### EXERCISE TASK
Output each line of the material exactly as it stands.

Extracts from a graphics dataset:
------------------------------------------------------------

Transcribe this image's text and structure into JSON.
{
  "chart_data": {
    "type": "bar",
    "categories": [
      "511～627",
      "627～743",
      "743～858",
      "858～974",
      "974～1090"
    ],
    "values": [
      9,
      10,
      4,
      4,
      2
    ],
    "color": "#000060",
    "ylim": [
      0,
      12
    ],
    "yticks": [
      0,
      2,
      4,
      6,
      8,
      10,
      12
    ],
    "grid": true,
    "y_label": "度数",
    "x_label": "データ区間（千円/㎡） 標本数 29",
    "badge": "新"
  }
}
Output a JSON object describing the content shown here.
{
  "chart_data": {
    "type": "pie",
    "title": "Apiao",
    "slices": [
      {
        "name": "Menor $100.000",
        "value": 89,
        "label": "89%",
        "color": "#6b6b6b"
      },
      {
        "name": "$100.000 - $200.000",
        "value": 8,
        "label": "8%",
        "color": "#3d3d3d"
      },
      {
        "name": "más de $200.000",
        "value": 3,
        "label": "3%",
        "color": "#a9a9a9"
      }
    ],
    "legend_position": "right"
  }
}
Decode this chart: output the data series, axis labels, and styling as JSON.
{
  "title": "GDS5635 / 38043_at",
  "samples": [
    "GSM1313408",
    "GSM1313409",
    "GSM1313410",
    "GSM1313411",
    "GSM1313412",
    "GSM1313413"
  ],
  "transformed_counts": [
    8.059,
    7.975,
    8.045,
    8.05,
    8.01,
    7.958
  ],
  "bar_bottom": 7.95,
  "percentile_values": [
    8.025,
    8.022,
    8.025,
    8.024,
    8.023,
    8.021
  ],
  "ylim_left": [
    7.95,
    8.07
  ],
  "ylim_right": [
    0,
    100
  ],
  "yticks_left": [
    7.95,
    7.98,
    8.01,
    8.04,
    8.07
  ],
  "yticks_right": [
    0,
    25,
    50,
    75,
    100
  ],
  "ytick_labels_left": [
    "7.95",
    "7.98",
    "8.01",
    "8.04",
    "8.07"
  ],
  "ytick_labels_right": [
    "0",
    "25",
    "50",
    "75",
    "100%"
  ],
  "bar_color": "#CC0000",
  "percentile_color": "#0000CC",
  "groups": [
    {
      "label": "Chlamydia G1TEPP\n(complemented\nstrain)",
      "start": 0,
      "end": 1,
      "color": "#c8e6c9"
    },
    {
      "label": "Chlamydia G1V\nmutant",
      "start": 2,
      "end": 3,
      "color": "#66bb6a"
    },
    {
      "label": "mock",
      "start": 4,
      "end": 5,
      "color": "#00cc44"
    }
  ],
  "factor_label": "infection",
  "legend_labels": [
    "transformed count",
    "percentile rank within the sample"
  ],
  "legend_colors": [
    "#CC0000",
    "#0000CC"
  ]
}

------------------------------------------------------------

### FINAL RESULT
Transcribe this image's text and structure into JSON.
{
  "chart_data": {
    "type": "bar",
    "categories": [
      "511～627",
      "627～743",
      "743～858",
      "858～974",
      "974～1090"
    ],
    "values": [
      9,
      10,
      4,
      4,
      2
    ],
    "color": "#000060",
    "ylim": [
      0,
      12
    ],
    "yticks": [
      0,
      2,
      4,
      6,
      8,
      10,
      12
    ],
    "grid": true,
    "y_label": "度数",
    "x_label": "データ区間（千円/㎡） 標本数 29",
    "badge": "新"
  }
}
Output a JSON object describing the content shown here.
{
  "chart_data": {
    "type": "pie",
    "title": "Apiao",
    "slices": [
      {
        "name": "Menor $100.000",
        "value": 89,
        "label": "89%",
        "color": "#6b6b6b"
      },
      {
        "name": "$100.000 - $200.000",
        "value": 8,
        "label": "8%",
        "color": "#3d3d3d"
      },
      {
        "name": "más de $200.000",
        "value": 3,
        "label": "3%",
        "color": "#a9a9a9"
      }
    ],
    "legend_position": "right"
  }
}
Decode this chart: output the data series, axis labels, and styling as JSON.
{
  "title": "GDS5635 / 38043_at",
  "samples": [
    "GSM1313408",
    "GSM1313409",
    "GSM1313410",
    "GSM1313411",
    "GSM1313412",
    "GSM1313413"
  ],
  "transformed_counts": [
    8.059,
    7.975,
    8.045,
    8.05,
    8.01,
    7.958
  ],
  "bar_bottom": 7.95,
  "percentile_values": [
    8.025,
    8.022,
    8.025,
    8.024,
    8.023,
    8.021
  ],
  "ylim_left": [
    7.95,
    8.07
  ],
  "ylim_right": [
    0,
    100
  ],
  "yticks_left": [
    7.95,
    7.98,
    8.01,
    8.04,
    8.07
  ],
  "yticks_right": [
    0,
    25,
    50,
    75,
    100
  ],
  "ytick_labels_left": [
    "7.95",
    "7.98",
    "8.01",
    "8.04",
    "8.07"
  ],
  "ytick_labels_right": [
    "0",
    "25",
    "50",
    "75",
    "100%"
  ],
  "bar_color": "#CC0000",
  "percentile_color": "#0000CC",
  "groups": [
    {
      "label": "Chlamydia G1TEPP\n(complemented\nstrain)",
      "start": 0,
      "end": 1,
      "color": "#c8e6c9"
    },
    {
      "label": "Chlamydia G1V\nmutant",
      "start": 2,
      "end": 3,
      "color": "#66bb6a"
    },
    {
      "label": "mock",
      "start": 4,
      "end": 5,
      "color": "#00cc44"
    }
  ],
  "factor_label": "infection",
  "legend_labels": [
    "transformed count",
    "percentile rank within the sample"
  ],
  "legend_colors": [
    "#CC0000",
    "#0000CC"
  ]
}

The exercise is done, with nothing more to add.